(Source data)
────
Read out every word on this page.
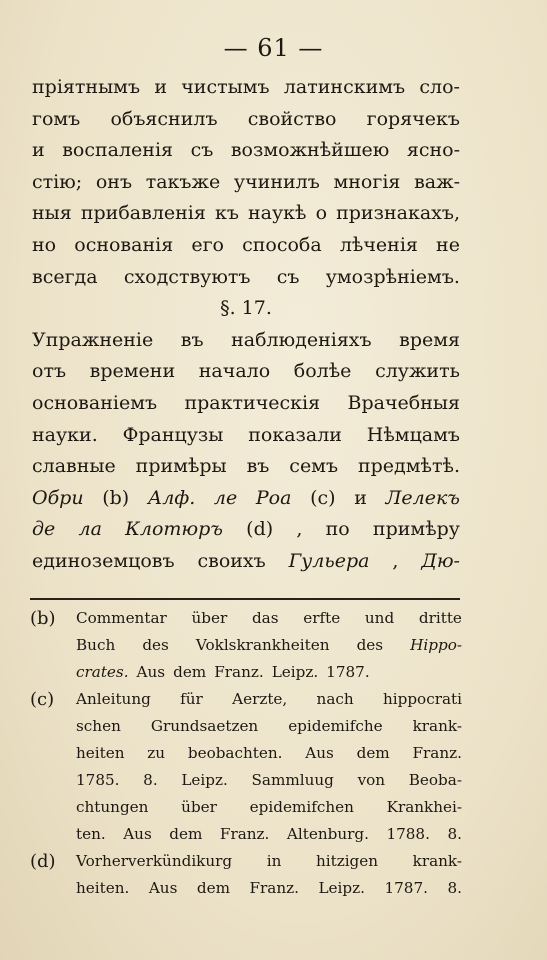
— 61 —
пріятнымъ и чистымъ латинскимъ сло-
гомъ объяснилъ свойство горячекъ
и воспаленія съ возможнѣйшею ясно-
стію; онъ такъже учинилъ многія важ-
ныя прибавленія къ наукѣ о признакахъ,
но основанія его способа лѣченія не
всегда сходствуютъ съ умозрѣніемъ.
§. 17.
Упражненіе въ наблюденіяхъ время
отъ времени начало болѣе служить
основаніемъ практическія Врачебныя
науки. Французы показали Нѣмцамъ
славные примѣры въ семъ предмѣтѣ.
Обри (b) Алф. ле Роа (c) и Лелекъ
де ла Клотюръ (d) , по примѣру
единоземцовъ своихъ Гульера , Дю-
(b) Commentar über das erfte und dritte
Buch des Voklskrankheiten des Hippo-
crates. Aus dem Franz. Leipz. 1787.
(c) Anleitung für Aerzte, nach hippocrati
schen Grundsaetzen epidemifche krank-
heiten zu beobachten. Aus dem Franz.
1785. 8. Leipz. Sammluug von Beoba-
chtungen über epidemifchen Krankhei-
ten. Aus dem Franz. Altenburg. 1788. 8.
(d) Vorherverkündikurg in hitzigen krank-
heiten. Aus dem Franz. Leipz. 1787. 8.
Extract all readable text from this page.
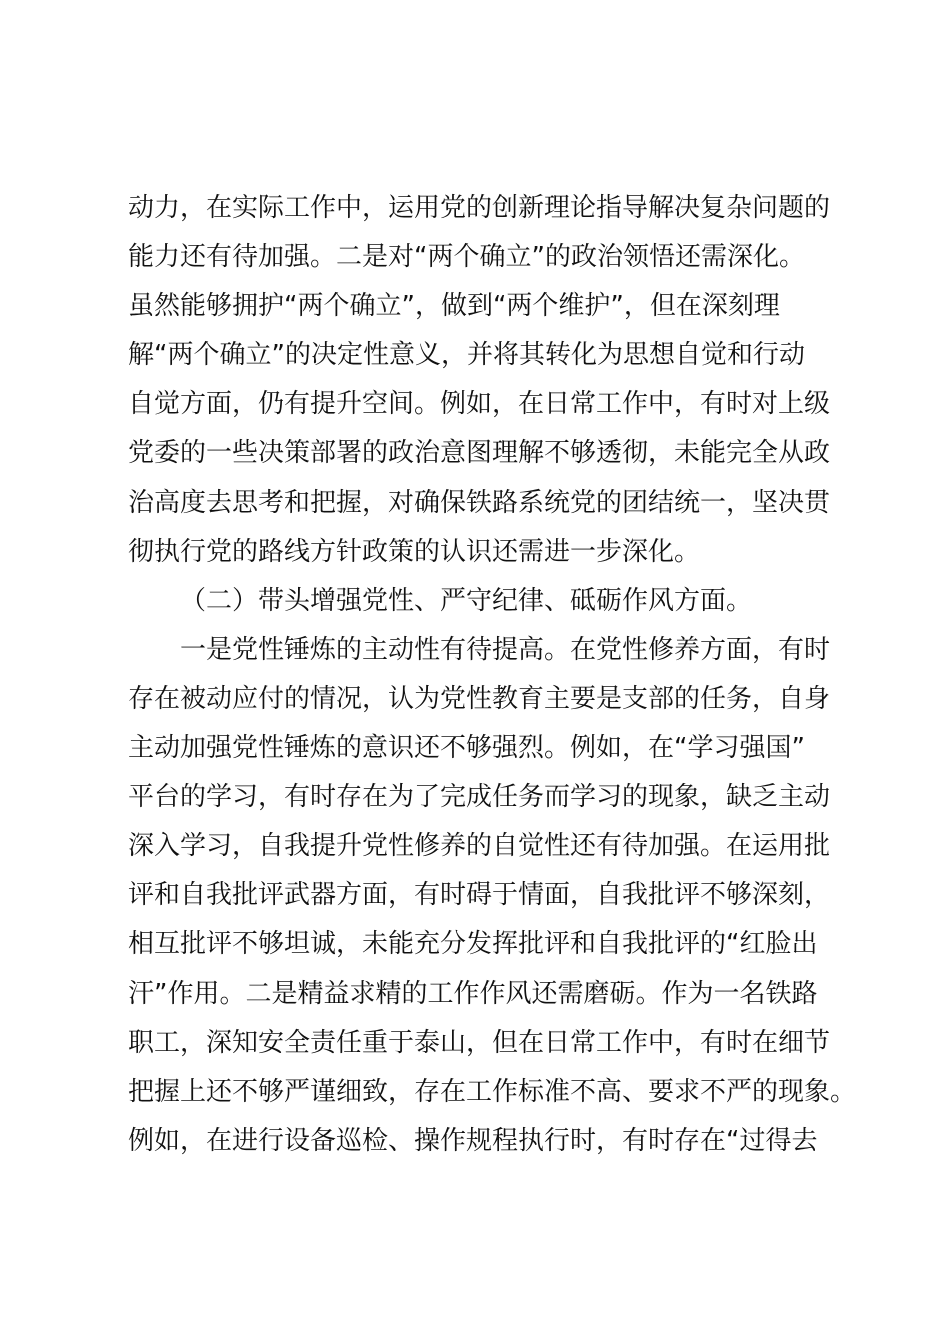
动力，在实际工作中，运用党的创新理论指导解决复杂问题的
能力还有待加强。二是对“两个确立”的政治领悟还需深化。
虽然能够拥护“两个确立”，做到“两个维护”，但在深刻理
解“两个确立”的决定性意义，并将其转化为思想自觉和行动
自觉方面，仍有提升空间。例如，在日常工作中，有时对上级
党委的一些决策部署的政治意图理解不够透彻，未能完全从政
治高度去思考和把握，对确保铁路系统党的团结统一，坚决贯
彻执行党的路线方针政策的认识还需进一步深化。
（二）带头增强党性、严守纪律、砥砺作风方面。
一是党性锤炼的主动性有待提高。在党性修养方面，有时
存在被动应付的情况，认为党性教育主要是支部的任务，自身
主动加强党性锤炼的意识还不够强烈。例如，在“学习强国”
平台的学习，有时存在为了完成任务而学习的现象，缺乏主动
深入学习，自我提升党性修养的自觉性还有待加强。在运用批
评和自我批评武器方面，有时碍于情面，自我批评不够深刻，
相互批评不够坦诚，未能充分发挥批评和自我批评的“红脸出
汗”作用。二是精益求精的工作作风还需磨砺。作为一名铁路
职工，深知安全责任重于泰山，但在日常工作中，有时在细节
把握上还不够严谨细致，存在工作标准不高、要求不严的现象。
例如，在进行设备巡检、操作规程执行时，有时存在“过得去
────
TASK TO CARRY OUT>
Extract all lines from the material above that include the word "this".

EXERCISE RESULT>
Read out every word on this page.
Extract all readable text from this page.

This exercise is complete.